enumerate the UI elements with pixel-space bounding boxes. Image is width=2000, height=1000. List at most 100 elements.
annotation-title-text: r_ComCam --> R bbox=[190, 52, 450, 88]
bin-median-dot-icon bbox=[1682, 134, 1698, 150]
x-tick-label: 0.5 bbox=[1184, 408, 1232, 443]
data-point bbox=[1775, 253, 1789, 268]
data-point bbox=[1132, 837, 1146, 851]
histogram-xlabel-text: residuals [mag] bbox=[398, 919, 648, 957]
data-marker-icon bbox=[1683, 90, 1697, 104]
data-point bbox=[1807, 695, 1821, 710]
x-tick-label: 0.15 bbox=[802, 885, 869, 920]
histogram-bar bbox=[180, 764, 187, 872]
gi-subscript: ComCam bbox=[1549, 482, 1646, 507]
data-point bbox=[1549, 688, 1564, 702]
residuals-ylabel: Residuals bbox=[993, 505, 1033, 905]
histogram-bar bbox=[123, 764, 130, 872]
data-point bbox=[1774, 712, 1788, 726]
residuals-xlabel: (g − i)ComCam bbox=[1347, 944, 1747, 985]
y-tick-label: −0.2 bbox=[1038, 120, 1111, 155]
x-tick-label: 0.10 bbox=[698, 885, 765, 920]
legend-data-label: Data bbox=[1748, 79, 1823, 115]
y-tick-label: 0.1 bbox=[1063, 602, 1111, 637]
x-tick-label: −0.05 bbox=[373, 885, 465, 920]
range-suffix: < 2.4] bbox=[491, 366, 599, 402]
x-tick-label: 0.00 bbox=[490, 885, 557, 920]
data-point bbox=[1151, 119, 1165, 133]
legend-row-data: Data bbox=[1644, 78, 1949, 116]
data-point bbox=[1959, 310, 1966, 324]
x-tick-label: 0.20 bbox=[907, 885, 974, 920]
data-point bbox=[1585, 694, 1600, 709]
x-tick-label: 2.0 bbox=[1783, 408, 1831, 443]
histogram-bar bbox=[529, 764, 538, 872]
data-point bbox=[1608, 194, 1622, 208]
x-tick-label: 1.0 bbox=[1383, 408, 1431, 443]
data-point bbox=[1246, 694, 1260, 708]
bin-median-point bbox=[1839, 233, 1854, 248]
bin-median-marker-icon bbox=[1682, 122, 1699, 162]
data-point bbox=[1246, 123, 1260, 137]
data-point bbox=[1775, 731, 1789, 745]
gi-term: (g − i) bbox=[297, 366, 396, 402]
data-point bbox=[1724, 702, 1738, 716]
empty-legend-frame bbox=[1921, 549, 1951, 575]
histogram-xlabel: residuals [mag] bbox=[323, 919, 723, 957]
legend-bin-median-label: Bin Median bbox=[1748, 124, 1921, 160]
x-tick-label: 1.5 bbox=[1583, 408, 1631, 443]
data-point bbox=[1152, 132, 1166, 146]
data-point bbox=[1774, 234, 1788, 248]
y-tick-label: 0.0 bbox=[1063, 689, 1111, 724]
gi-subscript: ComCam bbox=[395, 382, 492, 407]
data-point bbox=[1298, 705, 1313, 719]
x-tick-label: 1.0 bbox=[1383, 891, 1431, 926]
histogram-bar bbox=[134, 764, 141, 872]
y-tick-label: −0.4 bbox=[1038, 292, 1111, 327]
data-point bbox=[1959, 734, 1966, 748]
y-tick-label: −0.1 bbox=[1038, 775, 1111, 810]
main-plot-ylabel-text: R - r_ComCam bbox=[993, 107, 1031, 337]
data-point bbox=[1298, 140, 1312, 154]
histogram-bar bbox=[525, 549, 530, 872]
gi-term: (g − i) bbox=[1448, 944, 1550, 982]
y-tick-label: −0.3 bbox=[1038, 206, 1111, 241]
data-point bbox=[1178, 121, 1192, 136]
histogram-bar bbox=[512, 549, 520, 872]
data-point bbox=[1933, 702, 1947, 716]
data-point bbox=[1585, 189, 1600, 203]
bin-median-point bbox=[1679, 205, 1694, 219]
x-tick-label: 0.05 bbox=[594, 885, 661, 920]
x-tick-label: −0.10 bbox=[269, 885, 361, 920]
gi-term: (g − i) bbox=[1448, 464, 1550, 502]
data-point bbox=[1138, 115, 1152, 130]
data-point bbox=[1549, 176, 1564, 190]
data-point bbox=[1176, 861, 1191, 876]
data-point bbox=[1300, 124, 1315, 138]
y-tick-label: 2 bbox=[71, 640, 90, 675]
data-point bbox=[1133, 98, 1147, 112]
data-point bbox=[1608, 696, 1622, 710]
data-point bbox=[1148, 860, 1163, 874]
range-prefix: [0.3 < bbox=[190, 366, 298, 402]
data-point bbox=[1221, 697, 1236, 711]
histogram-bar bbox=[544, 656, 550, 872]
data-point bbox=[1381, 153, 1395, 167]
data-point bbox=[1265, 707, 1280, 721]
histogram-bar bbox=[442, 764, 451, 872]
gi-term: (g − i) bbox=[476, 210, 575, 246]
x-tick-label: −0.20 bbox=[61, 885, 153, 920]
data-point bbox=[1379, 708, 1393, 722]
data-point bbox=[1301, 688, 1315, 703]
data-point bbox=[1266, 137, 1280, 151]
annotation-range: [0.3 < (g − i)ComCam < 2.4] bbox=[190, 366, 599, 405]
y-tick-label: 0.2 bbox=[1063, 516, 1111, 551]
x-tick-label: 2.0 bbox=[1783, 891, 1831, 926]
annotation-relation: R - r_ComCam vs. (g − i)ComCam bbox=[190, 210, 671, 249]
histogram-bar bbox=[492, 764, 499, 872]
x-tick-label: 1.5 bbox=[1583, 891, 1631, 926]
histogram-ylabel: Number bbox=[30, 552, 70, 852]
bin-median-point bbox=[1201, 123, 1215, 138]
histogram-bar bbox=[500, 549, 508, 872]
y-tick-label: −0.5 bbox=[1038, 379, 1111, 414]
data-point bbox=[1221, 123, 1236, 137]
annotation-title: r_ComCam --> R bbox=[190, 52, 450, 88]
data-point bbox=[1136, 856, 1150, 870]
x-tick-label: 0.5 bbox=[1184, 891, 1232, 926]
_ _ _ _ _
Task to complete
Copy out every entry above word for word, without changing anything.

Response below
enumerate the UI elements with pixel-space bounding boxes. Image is width=2000, height=1000. List at most 100 elements.
annotation-title-text: r_ComCam --> R bbox=[190, 52, 450, 88]
bin-median-dot-icon bbox=[1682, 134, 1698, 150]
x-tick-label: 0.5 bbox=[1184, 408, 1232, 443]
data-point bbox=[1775, 253, 1789, 268]
data-point bbox=[1132, 837, 1146, 851]
histogram-xlabel-text: residuals [mag] bbox=[398, 919, 648, 957]
data-marker-icon bbox=[1683, 90, 1697, 104]
data-point bbox=[1807, 695, 1821, 710]
x-tick-label: 0.15 bbox=[802, 885, 869, 920]
histogram-bar bbox=[180, 764, 187, 872]
gi-subscript: ComCam bbox=[1549, 482, 1646, 507]
data-point bbox=[1549, 688, 1564, 702]
residuals-ylabel: Residuals bbox=[993, 505, 1033, 905]
histogram-bar bbox=[123, 764, 130, 872]
data-point bbox=[1774, 712, 1788, 726]
residuals-xlabel: (g − i)ComCam bbox=[1347, 944, 1747, 985]
y-tick-label: −0.2 bbox=[1038, 120, 1111, 155]
x-tick-label: 0.10 bbox=[698, 885, 765, 920]
legend-data-label: Data bbox=[1748, 79, 1823, 115]
y-tick-label: 0.1 bbox=[1063, 602, 1111, 637]
x-tick-label: −0.05 bbox=[373, 885, 465, 920]
range-suffix: < 2.4] bbox=[491, 366, 599, 402]
x-tick-label: 0.00 bbox=[490, 885, 557, 920]
data-point bbox=[1151, 119, 1165, 133]
legend-row-data: Data bbox=[1644, 78, 1949, 116]
data-point bbox=[1959, 310, 1966, 324]
x-tick-label: 0.20 bbox=[907, 885, 974, 920]
data-point bbox=[1585, 694, 1600, 709]
x-tick-label: 2.0 bbox=[1783, 408, 1831, 443]
histogram-bar bbox=[529, 764, 538, 872]
data-point bbox=[1608, 194, 1622, 208]
x-tick-label: 1.0 bbox=[1383, 408, 1431, 443]
data-point bbox=[1246, 694, 1260, 708]
bin-median-point bbox=[1839, 233, 1854, 248]
bin-median-marker-icon bbox=[1682, 122, 1699, 162]
data-point bbox=[1246, 123, 1260, 137]
data-point bbox=[1775, 731, 1789, 745]
gi-term: (g − i) bbox=[297, 366, 396, 402]
data-point bbox=[1724, 702, 1738, 716]
empty-legend-frame bbox=[1921, 549, 1951, 575]
histogram-xlabel: residuals [mag] bbox=[323, 919, 723, 957]
legend-bin-median-label: Bin Median bbox=[1748, 124, 1921, 160]
x-tick-label: 1.5 bbox=[1583, 408, 1631, 443]
data-point bbox=[1152, 132, 1166, 146]
data-point bbox=[1774, 234, 1788, 248]
y-tick-label: 0.0 bbox=[1063, 689, 1111, 724]
gi-subscript: ComCam bbox=[395, 382, 492, 407]
data-point bbox=[1298, 705, 1313, 719]
x-tick-label: 1.0 bbox=[1383, 891, 1431, 926]
histogram-bar bbox=[134, 764, 141, 872]
y-tick-label: −0.4 bbox=[1038, 292, 1111, 327]
data-point bbox=[1959, 734, 1966, 748]
y-tick-label: −0.1 bbox=[1038, 775, 1111, 810]
main-plot-ylabel-text: R - r_ComCam bbox=[993, 107, 1031, 337]
data-point bbox=[1298, 140, 1312, 154]
histogram-bar bbox=[525, 549, 530, 872]
gi-term: (g − i) bbox=[1448, 944, 1550, 982]
y-tick-label: −0.3 bbox=[1038, 206, 1111, 241]
data-point bbox=[1178, 121, 1192, 136]
histogram-bar bbox=[512, 549, 520, 872]
data-point bbox=[1933, 702, 1947, 716]
data-point bbox=[1585, 189, 1600, 203]
bin-median-point bbox=[1679, 205, 1694, 219]
x-tick-label: 0.05 bbox=[594, 885, 661, 920]
x-tick-label: −0.10 bbox=[269, 885, 361, 920]
gi-term: (g − i) bbox=[1448, 464, 1550, 502]
data-point bbox=[1138, 115, 1152, 130]
data-point bbox=[1549, 176, 1564, 190]
data-point bbox=[1176, 861, 1191, 876]
data-point bbox=[1300, 124, 1315, 138]
y-tick-label: 2 bbox=[71, 640, 90, 675]
data-point bbox=[1133, 98, 1147, 112]
data-point bbox=[1608, 696, 1622, 710]
data-point bbox=[1148, 860, 1163, 874]
range-prefix: [0.3 < bbox=[190, 366, 298, 402]
data-point bbox=[1221, 697, 1236, 711]
histogram-bar bbox=[544, 656, 550, 872]
data-point bbox=[1381, 153, 1395, 167]
data-point bbox=[1265, 707, 1280, 721]
histogram-bar bbox=[442, 764, 451, 872]
gi-term: (g − i) bbox=[476, 210, 575, 246]
x-tick-label: −0.20 bbox=[61, 885, 153, 920]
data-point bbox=[1379, 708, 1393, 722]
data-point bbox=[1301, 688, 1315, 703]
data-point bbox=[1266, 137, 1280, 151]
annotation-range: [0.3 < (g − i)ComCam < 2.4] bbox=[190, 366, 599, 405]
y-tick-label: 0.2 bbox=[1063, 516, 1111, 551]
x-tick-label: 2.0 bbox=[1783, 891, 1831, 926]
annotation-relation: R - r_ComCam vs. (g − i)ComCam bbox=[190, 210, 671, 249]
histogram-bar bbox=[492, 764, 499, 872]
x-tick-label: 1.5 bbox=[1583, 891, 1631, 926]
histogram-ylabel: Number bbox=[30, 552, 70, 852]
bin-median-point bbox=[1201, 123, 1215, 138]
histogram-bar bbox=[500, 549, 508, 872]
y-tick-label: −0.5 bbox=[1038, 379, 1111, 414]
data-point bbox=[1221, 123, 1236, 137]
annotation-title: r_ComCam --> R bbox=[190, 52, 450, 88]
data-point bbox=[1136, 856, 1150, 870]
x-tick-label: 0.5 bbox=[1184, 891, 1232, 926]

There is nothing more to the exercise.